SHORT PROBLEM: Write each entry below as a JSON list of strings, one string per line, and leave out blank lines.

TASK DATA:

※

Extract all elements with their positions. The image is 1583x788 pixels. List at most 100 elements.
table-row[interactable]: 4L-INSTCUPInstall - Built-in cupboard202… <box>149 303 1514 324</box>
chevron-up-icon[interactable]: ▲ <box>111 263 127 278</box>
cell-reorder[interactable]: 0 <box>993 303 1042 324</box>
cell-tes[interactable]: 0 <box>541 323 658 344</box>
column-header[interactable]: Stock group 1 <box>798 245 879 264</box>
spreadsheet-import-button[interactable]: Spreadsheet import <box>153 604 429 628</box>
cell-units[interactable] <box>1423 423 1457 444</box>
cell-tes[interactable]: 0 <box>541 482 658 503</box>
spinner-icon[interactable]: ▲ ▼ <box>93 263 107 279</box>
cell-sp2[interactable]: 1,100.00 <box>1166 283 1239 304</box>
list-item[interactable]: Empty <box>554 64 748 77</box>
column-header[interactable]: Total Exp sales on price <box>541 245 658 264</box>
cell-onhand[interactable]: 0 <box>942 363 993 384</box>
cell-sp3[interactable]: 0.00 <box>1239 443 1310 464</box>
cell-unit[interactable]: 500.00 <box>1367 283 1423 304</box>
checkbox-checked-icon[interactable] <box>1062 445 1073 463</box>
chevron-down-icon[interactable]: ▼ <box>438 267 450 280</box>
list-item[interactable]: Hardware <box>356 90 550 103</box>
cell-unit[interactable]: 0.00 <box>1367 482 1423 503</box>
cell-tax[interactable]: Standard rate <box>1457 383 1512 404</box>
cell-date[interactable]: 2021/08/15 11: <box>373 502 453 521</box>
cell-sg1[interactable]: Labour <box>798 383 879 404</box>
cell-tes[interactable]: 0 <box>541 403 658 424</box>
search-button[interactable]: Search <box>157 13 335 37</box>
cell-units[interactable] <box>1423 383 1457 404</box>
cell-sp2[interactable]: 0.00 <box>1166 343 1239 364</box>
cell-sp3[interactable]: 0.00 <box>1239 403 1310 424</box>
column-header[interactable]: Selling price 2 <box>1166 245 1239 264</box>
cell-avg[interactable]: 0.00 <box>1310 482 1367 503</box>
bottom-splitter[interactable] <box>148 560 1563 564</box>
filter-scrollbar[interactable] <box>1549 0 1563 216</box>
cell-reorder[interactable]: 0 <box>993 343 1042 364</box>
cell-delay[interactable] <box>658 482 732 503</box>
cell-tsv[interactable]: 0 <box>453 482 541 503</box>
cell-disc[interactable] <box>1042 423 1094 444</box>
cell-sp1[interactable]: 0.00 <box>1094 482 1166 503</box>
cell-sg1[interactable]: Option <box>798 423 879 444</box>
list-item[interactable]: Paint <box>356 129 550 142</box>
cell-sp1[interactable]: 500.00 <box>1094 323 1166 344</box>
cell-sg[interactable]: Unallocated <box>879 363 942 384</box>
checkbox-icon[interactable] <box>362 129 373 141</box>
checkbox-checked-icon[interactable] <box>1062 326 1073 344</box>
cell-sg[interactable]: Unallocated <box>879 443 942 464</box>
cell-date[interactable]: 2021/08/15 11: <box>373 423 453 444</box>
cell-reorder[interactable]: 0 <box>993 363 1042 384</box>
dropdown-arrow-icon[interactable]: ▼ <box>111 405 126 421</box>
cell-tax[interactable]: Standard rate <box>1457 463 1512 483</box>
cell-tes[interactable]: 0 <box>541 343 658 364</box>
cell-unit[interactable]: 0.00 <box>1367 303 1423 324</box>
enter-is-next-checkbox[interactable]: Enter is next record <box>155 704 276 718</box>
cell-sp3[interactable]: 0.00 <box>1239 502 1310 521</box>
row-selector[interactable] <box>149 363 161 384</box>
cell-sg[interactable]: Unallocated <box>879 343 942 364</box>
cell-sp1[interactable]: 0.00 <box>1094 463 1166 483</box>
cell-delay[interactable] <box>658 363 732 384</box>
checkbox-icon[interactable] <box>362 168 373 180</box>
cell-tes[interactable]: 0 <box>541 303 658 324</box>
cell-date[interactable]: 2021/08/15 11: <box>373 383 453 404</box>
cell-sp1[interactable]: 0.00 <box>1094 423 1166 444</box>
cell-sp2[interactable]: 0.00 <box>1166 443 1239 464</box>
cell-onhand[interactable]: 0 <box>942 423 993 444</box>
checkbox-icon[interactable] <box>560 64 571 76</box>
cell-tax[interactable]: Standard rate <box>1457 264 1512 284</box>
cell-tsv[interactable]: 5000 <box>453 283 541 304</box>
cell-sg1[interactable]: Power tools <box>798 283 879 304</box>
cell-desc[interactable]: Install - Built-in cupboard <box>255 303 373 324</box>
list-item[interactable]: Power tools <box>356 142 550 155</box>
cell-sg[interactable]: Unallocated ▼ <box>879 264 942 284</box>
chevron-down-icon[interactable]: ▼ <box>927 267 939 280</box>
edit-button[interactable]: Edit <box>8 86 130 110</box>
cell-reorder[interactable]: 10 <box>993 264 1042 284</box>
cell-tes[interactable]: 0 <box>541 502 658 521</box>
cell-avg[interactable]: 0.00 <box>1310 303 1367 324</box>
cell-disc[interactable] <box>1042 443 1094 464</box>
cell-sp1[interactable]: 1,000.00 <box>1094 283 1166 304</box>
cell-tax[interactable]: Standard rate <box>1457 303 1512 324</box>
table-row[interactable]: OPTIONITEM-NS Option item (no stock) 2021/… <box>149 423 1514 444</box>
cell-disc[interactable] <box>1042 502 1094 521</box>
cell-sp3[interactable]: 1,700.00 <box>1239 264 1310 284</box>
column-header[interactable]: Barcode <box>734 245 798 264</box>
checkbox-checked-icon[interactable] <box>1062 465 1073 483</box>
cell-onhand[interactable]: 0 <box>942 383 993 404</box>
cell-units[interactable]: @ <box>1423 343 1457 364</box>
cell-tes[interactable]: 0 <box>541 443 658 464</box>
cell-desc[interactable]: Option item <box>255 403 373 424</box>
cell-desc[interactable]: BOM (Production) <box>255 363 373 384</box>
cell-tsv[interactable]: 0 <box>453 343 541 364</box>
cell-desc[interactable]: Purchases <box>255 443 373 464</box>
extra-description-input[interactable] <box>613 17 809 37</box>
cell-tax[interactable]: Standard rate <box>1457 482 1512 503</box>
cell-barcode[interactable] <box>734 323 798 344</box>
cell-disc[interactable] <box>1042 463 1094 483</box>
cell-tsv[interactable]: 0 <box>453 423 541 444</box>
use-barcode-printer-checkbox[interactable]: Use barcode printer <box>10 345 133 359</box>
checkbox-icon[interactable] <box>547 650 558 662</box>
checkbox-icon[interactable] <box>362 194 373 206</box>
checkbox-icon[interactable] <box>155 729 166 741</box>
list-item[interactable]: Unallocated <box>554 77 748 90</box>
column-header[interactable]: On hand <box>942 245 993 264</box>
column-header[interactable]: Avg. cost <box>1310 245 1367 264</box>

※

EXERCISE RESPONSE:
[
  "Extract all elements with their positions. The image is 1583x788 pixels. List at most 100 elements.",
  "table-row[interactable]: 4L-INSTCUPInstall - Built-in cupboard202… <box>149 303 1514 324</box>",
  "chevron-up-icon[interactable]: ▲ <box>111 263 127 278</box>",
  "cell-reorder[interactable]: 0 <box>993 303 1042 324</box>",
  "cell-tes[interactable]: 0 <box>541 323 658 344</box>",
  "column-header[interactable]: Stock group 1 <box>798 245 879 264</box>",
  "spreadsheet-import-button[interactable]: Spreadsheet import <box>153 604 429 628</box>",
  "cell-units[interactable] <box>1423 423 1457 444</box>",
  "cell-tes[interactable]: 0 <box>541 482 658 503</box>",
  "spinner-icon[interactable]: ▲ ▼ <box>93 263 107 279</box>",
  "cell-sp2[interactable]: 1,100.00 <box>1166 283 1239 304</box>",
  "list-item[interactable]: Empty <box>554 64 748 77</box>",
  "column-header[interactable]: Total Exp sales on price <box>541 245 658 264</box>",
  "cell-onhand[interactable]: 0 <box>942 363 993 384</box>",
  "cell-sp3[interactable]: 0.00 <box>1239 443 1310 464</box>",
  "cell-unit[interactable]: 500.00 <box>1367 283 1423 304</box>",
  "checkbox-checked-icon[interactable] <box>1062 445 1073 463</box>",
  "chevron-down-icon[interactable]: ▼ <box>438 267 450 280</box>",
  "list-item[interactable]: Hardware <box>356 90 550 103</box>",
  "cell-unit[interactable]: 0.00 <box>1367 482 1423 503</box>",
  "cell-tax[interactable]: Standard rate <box>1457 383 1512 404</box>",
  "cell-date[interactable]: 2021/08/15 11: <box>373 502 453 521</box>",
  "cell-sg1[interactable]: Labour <box>798 383 879 404</box>",
  "cell-tes[interactable]: 0 <box>541 403 658 424</box>",
  "search-button[interactable]: Search <box>157 13 335 37</box>",
  "cell-units[interactable] <box>1423 383 1457 404</box>",
  "cell-sp2[interactable]: 0.00 <box>1166 343 1239 364</box>",
  "cell-sp3[interactable]: 0.00 <box>1239 403 1310 424</box>",
  "column-header[interactable]: Selling price 2 <box>1166 245 1239 264</box>",
  "cell-avg[interactable]: 0.00 <box>1310 482 1367 503</box>",
  "bottom-splitter[interactable] <box>148 560 1563 564</box>",
  "filter-scrollbar[interactable] <box>1549 0 1563 216</box>",
  "cell-reorder[interactable]: 0 <box>993 343 1042 364</box>",
  "cell-delay[interactable] <box>658 482 732 503</box>",
  "cell-tsv[interactable]: 0 <box>453 482 541 503</box>",
  "cell-disc[interactable] <box>1042 423 1094 444</box>",
  "cell-sp1[interactable]: 0.00 <box>1094 482 1166 503</box>",
  "cell-sg1[interactable]: Option <box>798 423 879 444</box>",
  "list-item[interactable]: Paint <box>356 129 550 142</box>",
  "cell-sp1[interactable]: 500.00 <box>1094 323 1166 344</box>",
  "cell-sg[interactable]: Unallocated <box>879 363 942 384</box>",
  "checkbox-icon[interactable] <box>362 129 373 141</box>",
  "checkbox-checked-icon[interactable] <box>1062 326 1073 344</box>",
  "cell-sg[interactable]: Unallocated <box>879 443 942 464</box>",
  "cell-date[interactable]: 2021/08/15 11: <box>373 423 453 444</box>",
  "cell-reorder[interactable]: 0 <box>993 363 1042 384</box>",
  "dropdown-arrow-icon[interactable]: ▼ <box>111 405 126 421</box>",
  "cell-tax[interactable]: Standard rate <box>1457 463 1512 483</box>",
  "cell-tes[interactable]: 0 <box>541 343 658 364</box>",
  "cell-unit[interactable]: 0.00 <box>1367 303 1423 324</box>",
  "enter-is-next-checkbox[interactable]: Enter is next record <box>155 704 276 718</box>",
  "cell-sp3[interactable]: 0.00 <box>1239 502 1310 521</box>",
  "row-selector[interactable] <box>149 363 161 384</box>",
  "cell-sg[interactable]: Unallocated <box>879 343 942 364</box>",
  "cell-sp1[interactable]: 0.00 <box>1094 463 1166 483</box>",
  "cell-delay[interactable] <box>658 363 732 384</box>",
  "checkbox-icon[interactable] <box>362 168 373 180</box>",
  "cell-tes[interactable]: 0 <box>541 303 658 324</box>",
  "cell-date[interactable]: 2021/08/15 11: <box>373 383 453 404</box>",
  "cell-sp1[interactable]: 0.00 <box>1094 423 1166 444</box>",
  "cell-sp2[interactable]: 0.00 <box>1166 443 1239 464</box>",
  "cell-onhand[interactable]: 0 <box>942 423 993 444</box>",
  "checkbox-icon[interactable] <box>560 64 571 76</box>",
  "cell-tax[interactable]: Standard rate <box>1457 264 1512 284</box>",
  "cell-tsv[interactable]: 5000 <box>453 283 541 304</box>",
  "cell-sg1[interactable]: Power tools <box>798 283 879 304</box>",
  "cell-desc[interactable]: Install - Built-in cupboard <box>255 303 373 324</box>",
  "list-item[interactable]: Power tools <box>356 142 550 155</box>",
  "cell-sg[interactable]: Unallocated ▼ <box>879 264 942 284</box>",
  "chevron-down-icon[interactable]: ▼ <box>927 267 939 280</box>",
  "edit-button[interactable]: Edit <box>8 86 130 110</box>",
  "cell-reorder[interactable]: 10 <box>993 264 1042 284</box>",
  "cell-tes[interactable]: 0 <box>541 502 658 521</box>",
  "cell-avg[interactable]: 0.00 <box>1310 303 1367 324</box>",
  "cell-disc[interactable] <box>1042 443 1094 464</box>",
  "cell-sp1[interactable]: 1,000.00 <box>1094 283 1166 304</box>",
  "cell-tax[interactable]: Standard rate <box>1457 303 1512 324</box>",
  "table-row[interactable]: OPTIONITEM-NS Option item (no stock) 2021/… <box>149 423 1514 444</box>",
  "cell-disc[interactable] <box>1042 502 1094 521</box>",
  "cell-sp3[interactable]: 1,700.00 <box>1239 264 1310 284</box>",
  "column-header[interactable]: Barcode <box>734 245 798 264</box>",
  "checkbox-checked-icon[interactable] <box>1062 465 1073 483</box>",
  "cell-onhand[interactable]: 0 <box>942 383 993 404</box>",
  "cell-units[interactable]: @ <box>1423 343 1457 364</box>",
  "cell-tes[interactable]: 0 <box>541 443 658 464</box>",
  "cell-desc[interactable]: Option item <box>255 403 373 424</box>",
  "cell-desc[interactable]: BOM (Production) <box>255 363 373 384</box>",
  "cell-tsv[interactable]: 0 <box>453 343 541 364</box>",
  "cell-desc[interactable]: Purchases <box>255 443 373 464</box>",
  "extra-description-input[interactable] <box>613 17 809 37</box>",
  "cell-tax[interactable]: Standard rate <box>1457 482 1512 503</box>",
  "cell-barcode[interactable] <box>734 323 798 344</box>",
  "cell-disc[interactable] <box>1042 463 1094 483</box>",
  "cell-tsv[interactable]: 0 <box>453 423 541 444</box>",
  "use-barcode-printer-checkbox[interactable]: Use barcode printer <box>10 345 133 359</box>",
  "checkbox-icon[interactable] <box>547 650 558 662</box>",
  "checkbox-icon[interactable] <box>362 194 373 206</box>",
  "checkbox-icon[interactable] <box>155 729 166 741</box>",
  "list-item[interactable]: Unallocated <box>554 77 748 90</box>",
  "column-header[interactable]: On hand <box>942 245 993 264</box>",
  "column-header[interactable]: Avg. cost <box>1310 245 1367 264</box>"
]